#### [PROBLEM DETAILS]
Reproduce the listing that follows with no differences at all.

#### [SOURCE DATA]
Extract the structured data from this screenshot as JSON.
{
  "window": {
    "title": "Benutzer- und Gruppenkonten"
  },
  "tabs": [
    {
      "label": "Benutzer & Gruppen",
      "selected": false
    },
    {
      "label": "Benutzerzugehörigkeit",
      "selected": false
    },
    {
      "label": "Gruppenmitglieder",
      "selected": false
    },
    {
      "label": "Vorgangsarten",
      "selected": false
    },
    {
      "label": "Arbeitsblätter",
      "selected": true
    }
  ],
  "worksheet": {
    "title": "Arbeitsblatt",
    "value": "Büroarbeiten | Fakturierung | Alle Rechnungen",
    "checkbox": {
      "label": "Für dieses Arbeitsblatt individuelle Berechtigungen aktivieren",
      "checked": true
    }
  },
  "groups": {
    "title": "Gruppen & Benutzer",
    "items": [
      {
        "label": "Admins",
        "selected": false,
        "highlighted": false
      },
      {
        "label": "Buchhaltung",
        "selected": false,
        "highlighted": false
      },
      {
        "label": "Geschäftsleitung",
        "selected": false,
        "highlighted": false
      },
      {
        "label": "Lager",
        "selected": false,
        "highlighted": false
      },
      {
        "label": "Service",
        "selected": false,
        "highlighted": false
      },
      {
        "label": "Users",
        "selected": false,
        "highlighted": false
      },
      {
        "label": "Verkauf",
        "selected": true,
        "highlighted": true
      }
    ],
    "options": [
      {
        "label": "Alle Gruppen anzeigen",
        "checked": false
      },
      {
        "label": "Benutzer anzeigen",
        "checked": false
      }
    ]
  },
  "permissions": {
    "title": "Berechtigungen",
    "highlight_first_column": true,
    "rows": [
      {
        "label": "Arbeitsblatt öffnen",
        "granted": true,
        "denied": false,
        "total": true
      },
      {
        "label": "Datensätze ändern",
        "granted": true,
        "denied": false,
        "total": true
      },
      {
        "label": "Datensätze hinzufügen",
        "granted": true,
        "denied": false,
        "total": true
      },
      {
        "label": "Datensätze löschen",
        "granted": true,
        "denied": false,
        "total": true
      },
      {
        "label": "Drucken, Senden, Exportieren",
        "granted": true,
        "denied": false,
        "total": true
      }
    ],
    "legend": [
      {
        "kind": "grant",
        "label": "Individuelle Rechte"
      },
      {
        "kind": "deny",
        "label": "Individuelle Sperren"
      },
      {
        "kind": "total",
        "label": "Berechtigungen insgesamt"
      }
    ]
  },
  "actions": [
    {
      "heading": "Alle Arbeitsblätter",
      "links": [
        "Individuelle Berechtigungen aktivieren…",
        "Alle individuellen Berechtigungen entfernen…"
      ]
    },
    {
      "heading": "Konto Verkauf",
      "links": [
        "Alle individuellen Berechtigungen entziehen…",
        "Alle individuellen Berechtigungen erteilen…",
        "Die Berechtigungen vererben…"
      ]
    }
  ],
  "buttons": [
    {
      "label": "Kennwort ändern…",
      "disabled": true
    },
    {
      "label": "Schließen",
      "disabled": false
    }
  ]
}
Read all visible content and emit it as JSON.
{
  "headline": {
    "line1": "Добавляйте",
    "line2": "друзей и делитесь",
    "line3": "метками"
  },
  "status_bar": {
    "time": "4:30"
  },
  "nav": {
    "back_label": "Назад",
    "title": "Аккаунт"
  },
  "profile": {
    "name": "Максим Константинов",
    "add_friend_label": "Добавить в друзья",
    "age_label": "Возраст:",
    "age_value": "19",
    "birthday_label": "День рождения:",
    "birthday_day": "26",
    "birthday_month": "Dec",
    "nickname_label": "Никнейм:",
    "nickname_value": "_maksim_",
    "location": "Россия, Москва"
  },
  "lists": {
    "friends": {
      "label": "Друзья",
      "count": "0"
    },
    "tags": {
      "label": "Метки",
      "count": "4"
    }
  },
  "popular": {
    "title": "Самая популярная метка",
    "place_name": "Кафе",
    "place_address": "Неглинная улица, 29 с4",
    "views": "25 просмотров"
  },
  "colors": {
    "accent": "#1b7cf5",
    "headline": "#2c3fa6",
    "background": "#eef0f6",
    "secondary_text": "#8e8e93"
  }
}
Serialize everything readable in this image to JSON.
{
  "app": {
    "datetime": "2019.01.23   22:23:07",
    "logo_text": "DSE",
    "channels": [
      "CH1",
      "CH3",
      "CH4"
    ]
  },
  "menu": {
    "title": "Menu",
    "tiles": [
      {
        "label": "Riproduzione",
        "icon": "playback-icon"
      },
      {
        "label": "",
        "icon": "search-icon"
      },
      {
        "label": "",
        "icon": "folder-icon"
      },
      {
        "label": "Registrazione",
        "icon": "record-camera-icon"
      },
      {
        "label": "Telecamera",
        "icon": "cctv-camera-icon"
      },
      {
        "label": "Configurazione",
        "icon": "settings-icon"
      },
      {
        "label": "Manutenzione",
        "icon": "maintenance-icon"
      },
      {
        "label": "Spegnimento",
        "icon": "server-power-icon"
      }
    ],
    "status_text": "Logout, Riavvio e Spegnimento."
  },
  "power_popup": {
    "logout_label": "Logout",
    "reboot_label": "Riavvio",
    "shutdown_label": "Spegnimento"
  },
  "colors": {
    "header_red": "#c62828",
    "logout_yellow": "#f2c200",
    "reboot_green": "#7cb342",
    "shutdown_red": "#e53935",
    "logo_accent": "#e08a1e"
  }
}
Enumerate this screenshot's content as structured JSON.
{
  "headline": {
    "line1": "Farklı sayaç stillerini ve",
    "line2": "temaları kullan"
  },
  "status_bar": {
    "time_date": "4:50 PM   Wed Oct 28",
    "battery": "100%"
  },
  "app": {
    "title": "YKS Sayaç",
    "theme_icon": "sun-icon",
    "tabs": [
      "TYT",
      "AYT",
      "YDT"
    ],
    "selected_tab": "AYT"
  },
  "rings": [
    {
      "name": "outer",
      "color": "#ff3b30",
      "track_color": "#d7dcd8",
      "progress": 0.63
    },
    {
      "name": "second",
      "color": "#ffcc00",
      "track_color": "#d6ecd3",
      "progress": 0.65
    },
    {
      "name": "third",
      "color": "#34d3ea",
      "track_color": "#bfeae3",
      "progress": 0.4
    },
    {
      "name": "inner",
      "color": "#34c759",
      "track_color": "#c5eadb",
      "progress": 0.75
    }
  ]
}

#### [PROBLEM SOLUTION]
Extract the structured data from this screenshot as JSON.
{
  "window": {
    "title": "Benutzer- und Gruppenkonten"
  },
  "tabs": [
    {
      "label": "Benutzer & Gruppen",
      "selected": false
    },
    {
      "label": "Benutzerzugehörigkeit",
      "selected": false
    },
    {
      "label": "Gruppenmitglieder",
      "selected": false
    },
    {
      "label": "Vorgangsarten",
      "selected": false
    },
    {
      "label": "Arbeitsblätter",
      "selected": true
    }
  ],
  "worksheet": {
    "title": "Arbeitsblatt",
    "value": "Büroarbeiten | Fakturierung | Alle Rechnungen",
    "checkbox": {
      "label": "Für dieses Arbeitsblatt individuelle Berechtigungen aktivieren",
      "checked": true
    }
  },
  "groups": {
    "title": "Gruppen & Benutzer",
    "items": [
      {
        "label": "Admins",
        "selected": false,
        "highlighted": false
      },
      {
        "label": "Buchhaltung",
        "selected": false,
        "highlighted": false
      },
      {
        "label": "Geschäftsleitung",
        "selected": false,
        "highlighted": false
      },
      {
        "label": "Lager",
        "selected": false,
        "highlighted": false
      },
      {
        "label": "Service",
        "selected": false,
        "highlighted": false
      },
      {
        "label": "Users",
        "selected": false,
        "highlighted": false
      },
      {
        "label": "Verkauf",
        "selected": true,
        "highlighted": true
      }
    ],
    "options": [
      {
        "label": "Alle Gruppen anzeigen",
        "checked": false
      },
      {
        "label": "Benutzer anzeigen",
        "checked": false
      }
    ]
  },
  "permissions": {
    "title": "Berechtigungen",
    "highlight_first_column": true,
    "rows": [
      {
        "label": "Arbeitsblatt öffnen",
        "granted": true,
        "denied": false,
        "total": true
      },
      {
        "label": "Datensätze ändern",
        "granted": true,
        "denied": false,
        "total": true
      },
      {
        "label": "Datensätze hinzufügen",
        "granted": true,
        "denied": false,
        "total": true
      },
      {
        "label": "Datensätze löschen",
        "granted": true,
        "denied": false,
        "total": true
      },
      {
        "label": "Drucken, Senden, Exportieren",
        "granted": true,
        "denied": false,
        "total": true
      }
    ],
    "legend": [
      {
        "kind": "grant",
        "label": "Individuelle Rechte"
      },
      {
        "kind": "deny",
        "label": "Individuelle Sperren"
      },
      {
        "kind": "total",
        "label": "Berechtigungen insgesamt"
      }
    ]
  },
  "actions": [
    {
      "heading": "Alle Arbeitsblätter",
      "links": [
        "Individuelle Berechtigungen aktivieren…",
        "Alle individuellen Berechtigungen entfernen…"
      ]
    },
    {
      "heading": "Konto Verkauf",
      "links": [
        "Alle individuellen Berechtigungen entziehen…",
        "Alle individuellen Berechtigungen erteilen…",
        "Die Berechtigungen vererben…"
      ]
    }
  ],
  "buttons": [
    {
      "label": "Kennwort ändern…",
      "disabled": true
    },
    {
      "label": "Schließen",
      "disabled": false
    }
  ]
}
Read all visible content and emit it as JSON.
{
  "headline": {
    "line1": "Добавляйте",
    "line2": "друзей и делитесь",
    "line3": "метками"
  },
  "status_bar": {
    "time": "4:30"
  },
  "nav": {
    "back_label": "Назад",
    "title": "Аккаунт"
  },
  "profile": {
    "name": "Максим Константинов",
    "add_friend_label": "Добавить в друзья",
    "age_label": "Возраст:",
    "age_value": "19",
    "birthday_label": "День рождения:",
    "birthday_day": "26",
    "birthday_month": "Dec",
    "nickname_label": "Никнейм:",
    "nickname_value": "_maksim_",
    "location": "Россия, Москва"
  },
  "lists": {
    "friends": {
      "label": "Друзья",
      "count": "0"
    },
    "tags": {
      "label": "Метки",
      "count": "4"
    }
  },
  "popular": {
    "title": "Самая популярная метка",
    "place_name": "Кафе",
    "place_address": "Неглинная улица, 29 с4",
    "views": "25 просмотров"
  },
  "colors": {
    "accent": "#1b7cf5",
    "headline": "#2c3fa6",
    "background": "#eef0f6",
    "secondary_text": "#8e8e93"
  }
}
Serialize everything readable in this image to JSON.
{
  "app": {
    "datetime": "2019.01.23   22:23:07",
    "logo_text": "DSE",
    "channels": [
      "CH1",
      "CH3",
      "CH4"
    ]
  },
  "menu": {
    "title": "Menu",
    "tiles": [
      {
        "label": "Riproduzione",
        "icon": "playback-icon"
      },
      {
        "label": "",
        "icon": "search-icon"
      },
      {
        "label": "",
        "icon": "folder-icon"
      },
      {
        "label": "Registrazione",
        "icon": "record-camera-icon"
      },
      {
        "label": "Telecamera",
        "icon": "cctv-camera-icon"
      },
      {
        "label": "Configurazione",
        "icon": "settings-icon"
      },
      {
        "label": "Manutenzione",
        "icon": "maintenance-icon"
      },
      {
        "label": "Spegnimento",
        "icon": "server-power-icon"
      }
    ],
    "status_text": "Logout, Riavvio e Spegnimento."
  },
  "power_popup": {
    "logout_label": "Logout",
    "reboot_label": "Riavvio",
    "shutdown_label": "Spegnimento"
  },
  "colors": {
    "header_red": "#c62828",
    "logout_yellow": "#f2c200",
    "reboot_green": "#7cb342",
    "shutdown_red": "#e53935",
    "logo_accent": "#e08a1e"
  }
}
Enumerate this screenshot's content as structured JSON.
{
  "headline": {
    "line1": "Farklı sayaç stillerini ve",
    "line2": "temaları kullan"
  },
  "status_bar": {
    "time_date": "4:50 PM   Wed Oct 28",
    "battery": "100%"
  },
  "app": {
    "title": "YKS Sayaç",
    "theme_icon": "sun-icon",
    "tabs": [
      "TYT",
      "AYT",
      "YDT"
    ],
    "selected_tab": "AYT"
  },
  "rings": [
    {
      "name": "outer",
      "color": "#ff3b30",
      "track_color": "#d7dcd8",
      "progress": 0.63
    },
    {
      "name": "second",
      "color": "#ffcc00",
      "track_color": "#d6ecd3",
      "progress": 0.65
    },
    {
      "name": "third",
      "color": "#34d3ea",
      "track_color": "#bfeae3",
      "progress": 0.4
    },
    {
      "name": "inner",
      "color": "#34c759",
      "track_color": "#c5eadb",
      "progress": 0.75
    }
  ]
}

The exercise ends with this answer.